Items from a data source

-- -- --

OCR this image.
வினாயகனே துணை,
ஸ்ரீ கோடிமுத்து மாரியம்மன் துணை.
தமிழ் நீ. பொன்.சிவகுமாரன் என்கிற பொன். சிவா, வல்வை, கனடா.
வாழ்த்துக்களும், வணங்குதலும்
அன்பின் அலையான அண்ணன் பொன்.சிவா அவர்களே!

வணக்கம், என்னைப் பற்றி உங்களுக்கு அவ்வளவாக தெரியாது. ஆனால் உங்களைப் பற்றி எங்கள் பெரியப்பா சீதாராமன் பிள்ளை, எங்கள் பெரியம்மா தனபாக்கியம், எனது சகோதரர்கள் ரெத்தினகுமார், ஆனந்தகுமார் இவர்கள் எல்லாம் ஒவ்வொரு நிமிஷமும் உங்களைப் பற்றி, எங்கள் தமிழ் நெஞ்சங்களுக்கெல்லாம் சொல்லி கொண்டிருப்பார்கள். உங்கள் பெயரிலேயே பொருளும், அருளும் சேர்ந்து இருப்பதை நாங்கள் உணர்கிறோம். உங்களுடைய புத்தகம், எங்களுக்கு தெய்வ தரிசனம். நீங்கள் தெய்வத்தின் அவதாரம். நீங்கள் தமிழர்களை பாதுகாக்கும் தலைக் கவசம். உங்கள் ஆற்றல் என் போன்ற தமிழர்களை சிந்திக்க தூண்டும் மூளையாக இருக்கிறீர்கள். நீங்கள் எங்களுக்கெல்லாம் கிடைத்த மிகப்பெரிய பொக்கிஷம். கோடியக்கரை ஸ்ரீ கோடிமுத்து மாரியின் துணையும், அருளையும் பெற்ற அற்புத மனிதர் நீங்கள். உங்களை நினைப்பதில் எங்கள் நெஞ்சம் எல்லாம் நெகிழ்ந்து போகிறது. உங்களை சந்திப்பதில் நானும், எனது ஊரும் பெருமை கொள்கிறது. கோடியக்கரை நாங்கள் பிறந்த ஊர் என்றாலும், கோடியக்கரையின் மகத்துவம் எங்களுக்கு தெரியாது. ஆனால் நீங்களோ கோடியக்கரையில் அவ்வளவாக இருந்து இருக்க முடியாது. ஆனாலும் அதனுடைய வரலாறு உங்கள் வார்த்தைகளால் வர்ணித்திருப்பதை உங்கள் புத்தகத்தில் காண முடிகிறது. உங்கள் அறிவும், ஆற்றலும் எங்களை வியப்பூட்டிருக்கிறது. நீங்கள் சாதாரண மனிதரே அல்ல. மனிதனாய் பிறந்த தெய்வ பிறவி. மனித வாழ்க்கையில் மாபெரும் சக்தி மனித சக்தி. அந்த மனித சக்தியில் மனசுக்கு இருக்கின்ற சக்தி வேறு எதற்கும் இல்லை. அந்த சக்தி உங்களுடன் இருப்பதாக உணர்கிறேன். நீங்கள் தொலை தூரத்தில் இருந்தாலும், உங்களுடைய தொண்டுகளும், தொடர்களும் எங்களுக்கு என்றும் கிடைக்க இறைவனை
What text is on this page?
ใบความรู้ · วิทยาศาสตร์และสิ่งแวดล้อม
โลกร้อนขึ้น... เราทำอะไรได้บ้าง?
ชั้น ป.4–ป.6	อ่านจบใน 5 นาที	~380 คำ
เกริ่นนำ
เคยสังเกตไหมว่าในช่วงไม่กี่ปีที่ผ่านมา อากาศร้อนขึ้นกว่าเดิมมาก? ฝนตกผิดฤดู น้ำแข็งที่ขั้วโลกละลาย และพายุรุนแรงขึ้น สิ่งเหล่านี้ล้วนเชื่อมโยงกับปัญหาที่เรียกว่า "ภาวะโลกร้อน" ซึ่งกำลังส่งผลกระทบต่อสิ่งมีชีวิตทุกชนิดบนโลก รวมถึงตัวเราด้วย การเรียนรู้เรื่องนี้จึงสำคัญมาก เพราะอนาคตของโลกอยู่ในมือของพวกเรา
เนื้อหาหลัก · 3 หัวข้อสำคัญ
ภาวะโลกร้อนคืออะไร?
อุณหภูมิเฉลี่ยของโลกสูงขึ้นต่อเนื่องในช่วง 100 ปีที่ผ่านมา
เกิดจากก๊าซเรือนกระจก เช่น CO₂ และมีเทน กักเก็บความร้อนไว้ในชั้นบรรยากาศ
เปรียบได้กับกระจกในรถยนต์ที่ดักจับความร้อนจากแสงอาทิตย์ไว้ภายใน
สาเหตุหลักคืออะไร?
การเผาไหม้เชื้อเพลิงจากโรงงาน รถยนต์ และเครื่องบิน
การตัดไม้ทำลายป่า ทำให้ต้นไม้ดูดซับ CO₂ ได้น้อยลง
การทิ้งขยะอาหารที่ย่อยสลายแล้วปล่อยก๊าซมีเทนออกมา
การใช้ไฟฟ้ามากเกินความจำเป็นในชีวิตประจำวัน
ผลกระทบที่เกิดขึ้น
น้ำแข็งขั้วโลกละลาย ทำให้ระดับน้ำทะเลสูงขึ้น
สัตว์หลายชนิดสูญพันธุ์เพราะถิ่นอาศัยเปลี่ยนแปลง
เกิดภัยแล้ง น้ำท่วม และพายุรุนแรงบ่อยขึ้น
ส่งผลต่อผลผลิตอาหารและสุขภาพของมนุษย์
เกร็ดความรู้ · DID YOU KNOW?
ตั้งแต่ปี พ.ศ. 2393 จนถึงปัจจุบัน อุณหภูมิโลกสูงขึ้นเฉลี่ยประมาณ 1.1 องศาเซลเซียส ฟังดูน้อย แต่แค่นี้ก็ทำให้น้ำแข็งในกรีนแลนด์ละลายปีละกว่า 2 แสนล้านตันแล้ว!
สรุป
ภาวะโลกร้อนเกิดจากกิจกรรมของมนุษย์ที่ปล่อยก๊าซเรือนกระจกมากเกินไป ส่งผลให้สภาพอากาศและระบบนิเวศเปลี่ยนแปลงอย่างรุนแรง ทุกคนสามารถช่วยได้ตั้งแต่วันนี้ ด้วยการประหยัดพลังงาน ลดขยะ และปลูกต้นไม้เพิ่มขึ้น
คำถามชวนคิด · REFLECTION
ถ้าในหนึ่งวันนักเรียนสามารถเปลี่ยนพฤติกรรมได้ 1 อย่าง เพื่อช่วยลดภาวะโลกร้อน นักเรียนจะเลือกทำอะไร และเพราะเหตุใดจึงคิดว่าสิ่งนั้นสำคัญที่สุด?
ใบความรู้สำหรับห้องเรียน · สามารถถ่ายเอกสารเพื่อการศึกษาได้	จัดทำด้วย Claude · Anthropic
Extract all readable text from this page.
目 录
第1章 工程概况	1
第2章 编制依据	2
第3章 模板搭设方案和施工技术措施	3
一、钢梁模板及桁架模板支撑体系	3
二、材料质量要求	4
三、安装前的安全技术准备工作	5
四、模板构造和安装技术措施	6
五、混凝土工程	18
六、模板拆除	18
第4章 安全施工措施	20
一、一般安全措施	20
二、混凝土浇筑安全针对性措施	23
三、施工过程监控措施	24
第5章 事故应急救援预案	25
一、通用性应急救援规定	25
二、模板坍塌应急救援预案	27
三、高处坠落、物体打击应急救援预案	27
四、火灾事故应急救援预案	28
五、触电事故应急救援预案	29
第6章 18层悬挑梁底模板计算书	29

-- -- --

TASK OBJECTIVE: Transcribe the full listing above without leaving anything out.

OUTPUT FOR THIS EXERCISE:
OCR this image.
வினாயகனே துணை,
ஸ்ரீ கோடிமுத்து மாரியம்மன் துணை.
தமிழ் நீ. பொன்.சிவகுமாரன் என்கிற பொன். சிவா, வல்வை, கனடா.
வாழ்த்துக்களும், வணங்குதலும்
அன்பின் அலையான அண்ணன் பொன்.சிவா அவர்களே!

வணக்கம், என்னைப் பற்றி உங்களுக்கு அவ்வளவாக தெரியாது. ஆனால் உங்களைப் பற்றி எங்கள் பெரியப்பா சீதாராமன் பிள்ளை, எங்கள் பெரியம்மா தனபாக்கியம், எனது சகோதரர்கள் ரெத்தினகுமார், ஆனந்தகுமார் இவர்கள் எல்லாம் ஒவ்வொரு நிமிஷமும் உங்களைப் பற்றி, எங்கள் தமிழ் நெஞ்சங்களுக்கெல்லாம் சொல்லி கொண்டிருப்பார்கள். உங்கள் பெயரிலேயே பொருளும், அருளும் சேர்ந்து இருப்பதை நாங்கள் உணர்கிறோம். உங்களுடைய புத்தகம், எங்களுக்கு தெய்வ தரிசனம். நீங்கள் தெய்வத்தின் அவதாரம். நீங்கள் தமிழர்களை பாதுகாக்கும் தலைக் கவசம். உங்கள் ஆற்றல் என் போன்ற தமிழர்களை சிந்திக்க தூண்டும் மூளையாக இருக்கிறீர்கள். நீங்கள் எங்களுக்கெல்லாம் கிடைத்த மிகப்பெரிய பொக்கிஷம். கோடியக்கரை ஸ்ரீ கோடிமுத்து மாரியின் துணையும், அருளையும் பெற்ற அற்புத மனிதர் நீங்கள். உங்களை நினைப்பதில் எங்கள் நெஞ்சம் எல்லாம் நெகிழ்ந்து போகிறது. உங்களை சந்திப்பதில் நானும், எனது ஊரும் பெருமை கொள்கிறது. கோடியக்கரை நாங்கள் பிறந்த ஊர் என்றாலும், கோடியக்கரையின் மகத்துவம் எங்களுக்கு தெரியாது. ஆனால் நீங்களோ கோடியக்கரையில் அவ்வளவாக இருந்து இருக்க முடியாது. ஆனாலும் அதனுடைய வரலாறு உங்கள் வார்த்தைகளால் வர்ணித்திருப்பதை உங்கள் புத்தகத்தில் காண முடிகிறது. உங்கள் அறிவும், ஆற்றலும் எங்களை வியப்பூட்டிருக்கிறது. நீங்கள் சாதாரண மனிதரே அல்ல. மனிதனாய் பிறந்த தெய்வ பிறவி. மனித வாழ்க்கையில் மாபெரும் சக்தி மனித சக்தி. அந்த மனித சக்தியில் மனசுக்கு இருக்கின்ற சக்தி வேறு எதற்கும் இல்லை. அந்த சக்தி உங்களுடன் இருப்பதாக உணர்கிறேன். நீங்கள் தொலை தூரத்தில் இருந்தாலும், உங்களுடைய தொண்டுகளும், தொடர்களும் எங்களுக்கு என்றும் கிடைக்க இறைவனை
What text is on this page?
ใบความรู้ · วิทยาศาสตร์และสิ่งแวดล้อม
โลกร้อนขึ้น... เราทำอะไรได้บ้าง?
ชั้น ป.4–ป.6	อ่านจบใน 5 นาที	~380 คำ
เกริ่นนำ
เคยสังเกตไหมว่าในช่วงไม่กี่ปีที่ผ่านมา อากาศร้อนขึ้นกว่าเดิมมาก? ฝนตกผิดฤดู น้ำแข็งที่ขั้วโลกละลาย และพายุรุนแรงขึ้น สิ่งเหล่านี้ล้วนเชื่อมโยงกับปัญหาที่เรียกว่า "ภาวะโลกร้อน" ซึ่งกำลังส่งผลกระทบต่อสิ่งมีชีวิตทุกชนิดบนโลก รวมถึงตัวเราด้วย การเรียนรู้เรื่องนี้จึงสำคัญมาก เพราะอนาคตของโลกอยู่ในมือของพวกเรา
เนื้อหาหลัก · 3 หัวข้อสำคัญ
ภาวะโลกร้อนคืออะไร?
อุณหภูมิเฉลี่ยของโลกสูงขึ้นต่อเนื่องในช่วง 100 ปีที่ผ่านมา
เกิดจากก๊าซเรือนกระจก เช่น CO₂ และมีเทน กักเก็บความร้อนไว้ในชั้นบรรยากาศ
เปรียบได้กับกระจกในรถยนต์ที่ดักจับความร้อนจากแสงอาทิตย์ไว้ภายใน
สาเหตุหลักคืออะไร?
การเผาไหม้เชื้อเพลิงจากโรงงาน รถยนต์ และเครื่องบิน
การตัดไม้ทำลายป่า ทำให้ต้นไม้ดูดซับ CO₂ ได้น้อยลง
การทิ้งขยะอาหารที่ย่อยสลายแล้วปล่อยก๊าซมีเทนออกมา
การใช้ไฟฟ้ามากเกินความจำเป็นในชีวิตประจำวัน
ผลกระทบที่เกิดขึ้น
น้ำแข็งขั้วโลกละลาย ทำให้ระดับน้ำทะเลสูงขึ้น
สัตว์หลายชนิดสูญพันธุ์เพราะถิ่นอาศัยเปลี่ยนแปลง
เกิดภัยแล้ง น้ำท่วม และพายุรุนแรงบ่อยขึ้น
ส่งผลต่อผลผลิตอาหารและสุขภาพของมนุษย์
เกร็ดความรู้ · DID YOU KNOW?
ตั้งแต่ปี พ.ศ. 2393 จนถึงปัจจุบัน อุณหภูมิโลกสูงขึ้นเฉลี่ยประมาณ 1.1 องศาเซลเซียส ฟังดูน้อย แต่แค่นี้ก็ทำให้น้ำแข็งในกรีนแลนด์ละลายปีละกว่า 2 แสนล้านตันแล้ว!
สรุป
ภาวะโลกร้อนเกิดจากกิจกรรมของมนุษย์ที่ปล่อยก๊าซเรือนกระจกมากเกินไป ส่งผลให้สภาพอากาศและระบบนิเวศเปลี่ยนแปลงอย่างรุนแรง ทุกคนสามารถช่วยได้ตั้งแต่วันนี้ ด้วยการประหยัดพลังงาน ลดขยะ และปลูกต้นไม้เพิ่มขึ้น
คำถามชวนคิด · REFLECTION
ถ้าในหนึ่งวันนักเรียนสามารถเปลี่ยนพฤติกรรมได้ 1 อย่าง เพื่อช่วยลดภาวะโลกร้อน นักเรียนจะเลือกทำอะไร และเพราะเหตุใดจึงคิดว่าสิ่งนั้นสำคัญที่สุด?
ใบความรู้สำหรับห้องเรียน · สามารถถ่ายเอกสารเพื่อการศึกษาได้	จัดทำด้วย Claude · Anthropic
Extract all readable text from this page.
目 录
第1章 工程概况	1
第2章 编制依据	2
第3章 模板搭设方案和施工技术措施	3
一、钢梁模板及桁架模板支撑体系	3
二、材料质量要求	4
三、安装前的安全技术准备工作	5
四、模板构造和安装技术措施	6
五、混凝土工程	18
六、模板拆除	18
第4章 安全施工措施	20
一、一般安全措施	20
二、混凝土浇筑安全针对性措施	23
三、施工过程监控措施	24
第5章 事故应急救援预案	25
一、通用性应急救援规定	25
二、模板坍塌应急救援预案	27
三、高处坠落、物体打击应急救援预案	27
四、火灾事故应急救援预案	28
五、触电事故应急救援预案	29
第6章 18层悬挑梁底模板计算书	29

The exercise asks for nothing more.